Can you reproduce the entries from the start through the line that holds "price-whole: 29 xyxy=(195,733,231,768)", substituting "carousel-dot" for "gallery-dot" and keeping everything else unchanged?

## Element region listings
============================================================

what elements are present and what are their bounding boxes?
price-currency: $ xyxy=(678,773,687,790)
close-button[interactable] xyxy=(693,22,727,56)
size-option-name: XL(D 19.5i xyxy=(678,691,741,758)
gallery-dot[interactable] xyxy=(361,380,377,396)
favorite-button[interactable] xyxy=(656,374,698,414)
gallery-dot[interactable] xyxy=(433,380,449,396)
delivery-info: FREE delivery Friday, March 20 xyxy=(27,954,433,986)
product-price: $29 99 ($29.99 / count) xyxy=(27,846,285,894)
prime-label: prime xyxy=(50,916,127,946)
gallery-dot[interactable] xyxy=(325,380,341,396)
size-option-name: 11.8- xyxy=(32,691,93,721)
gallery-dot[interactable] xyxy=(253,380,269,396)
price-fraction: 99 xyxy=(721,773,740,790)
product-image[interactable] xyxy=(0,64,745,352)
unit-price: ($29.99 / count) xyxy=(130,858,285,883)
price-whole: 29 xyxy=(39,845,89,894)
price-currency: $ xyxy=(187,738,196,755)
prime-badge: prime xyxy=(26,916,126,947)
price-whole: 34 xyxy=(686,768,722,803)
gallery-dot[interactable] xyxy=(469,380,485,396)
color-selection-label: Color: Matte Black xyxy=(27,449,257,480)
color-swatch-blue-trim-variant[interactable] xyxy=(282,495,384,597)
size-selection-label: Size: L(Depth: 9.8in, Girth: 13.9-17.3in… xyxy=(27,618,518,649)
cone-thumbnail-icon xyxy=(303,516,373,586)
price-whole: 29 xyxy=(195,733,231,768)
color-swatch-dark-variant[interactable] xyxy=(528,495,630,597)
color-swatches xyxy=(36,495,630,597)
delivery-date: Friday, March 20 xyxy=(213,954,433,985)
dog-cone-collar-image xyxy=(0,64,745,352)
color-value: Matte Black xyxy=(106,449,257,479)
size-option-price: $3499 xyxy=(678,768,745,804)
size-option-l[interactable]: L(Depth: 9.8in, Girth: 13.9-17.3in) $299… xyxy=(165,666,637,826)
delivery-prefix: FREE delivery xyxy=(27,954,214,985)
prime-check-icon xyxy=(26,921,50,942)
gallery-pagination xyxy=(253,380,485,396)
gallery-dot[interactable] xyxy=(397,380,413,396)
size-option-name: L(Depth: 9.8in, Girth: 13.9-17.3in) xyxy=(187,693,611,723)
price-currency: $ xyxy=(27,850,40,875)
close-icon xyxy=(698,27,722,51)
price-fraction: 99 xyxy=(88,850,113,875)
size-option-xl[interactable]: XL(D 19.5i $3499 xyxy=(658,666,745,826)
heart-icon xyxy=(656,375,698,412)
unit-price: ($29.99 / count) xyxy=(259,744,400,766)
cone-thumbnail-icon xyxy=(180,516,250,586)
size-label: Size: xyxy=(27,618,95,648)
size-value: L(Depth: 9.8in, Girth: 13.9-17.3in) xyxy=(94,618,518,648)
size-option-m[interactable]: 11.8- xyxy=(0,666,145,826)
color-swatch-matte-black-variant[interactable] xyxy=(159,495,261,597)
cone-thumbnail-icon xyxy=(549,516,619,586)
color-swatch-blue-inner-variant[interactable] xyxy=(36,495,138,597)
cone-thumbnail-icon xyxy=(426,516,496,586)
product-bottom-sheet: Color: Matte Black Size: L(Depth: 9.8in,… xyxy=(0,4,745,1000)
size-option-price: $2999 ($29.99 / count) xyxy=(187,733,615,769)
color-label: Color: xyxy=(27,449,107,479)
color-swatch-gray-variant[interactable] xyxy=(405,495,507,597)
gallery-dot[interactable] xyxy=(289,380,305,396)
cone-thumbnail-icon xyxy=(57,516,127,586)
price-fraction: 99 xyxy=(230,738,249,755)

============================================================

## SOLUTION
what elements are present and what are their bounding boxes?
price-currency: $ xyxy=(678,773,687,790)
close-button[interactable] xyxy=(693,22,727,56)
size-option-name: XL(D 19.5i xyxy=(678,691,741,758)
carousel-dot[interactable] xyxy=(361,380,377,396)
favorite-button[interactable] xyxy=(656,374,698,414)
carousel-dot[interactable] xyxy=(433,380,449,396)
delivery-info: FREE delivery Friday, March 20 xyxy=(27,954,433,986)
product-price: $29 99 ($29.99 / count) xyxy=(27,846,285,894)
prime-label: prime xyxy=(50,916,127,946)
carousel-dot[interactable] xyxy=(325,380,341,396)
size-option-name: 11.8- xyxy=(32,691,93,721)
carousel-dot[interactable] xyxy=(253,380,269,396)
price-fraction: 99 xyxy=(721,773,740,790)
product-image[interactable] xyxy=(0,64,745,352)
unit-price: ($29.99 / count) xyxy=(130,858,285,883)
price-whole: 29 xyxy=(39,845,89,894)
price-currency: $ xyxy=(187,738,196,755)
prime-badge: prime xyxy=(26,916,126,947)
price-whole: 34 xyxy=(686,768,722,803)
carousel-dot[interactable] xyxy=(469,380,485,396)
color-selection-label: Color: Matte Black xyxy=(27,449,257,480)
color-swatch-blue-trim-variant[interactable] xyxy=(282,495,384,597)
size-selection-label: Size: L(Depth: 9.8in, Girth: 13.9-17.3in… xyxy=(27,618,518,649)
cone-thumbnail-icon xyxy=(303,516,373,586)
price-whole: 29 xyxy=(195,733,231,768)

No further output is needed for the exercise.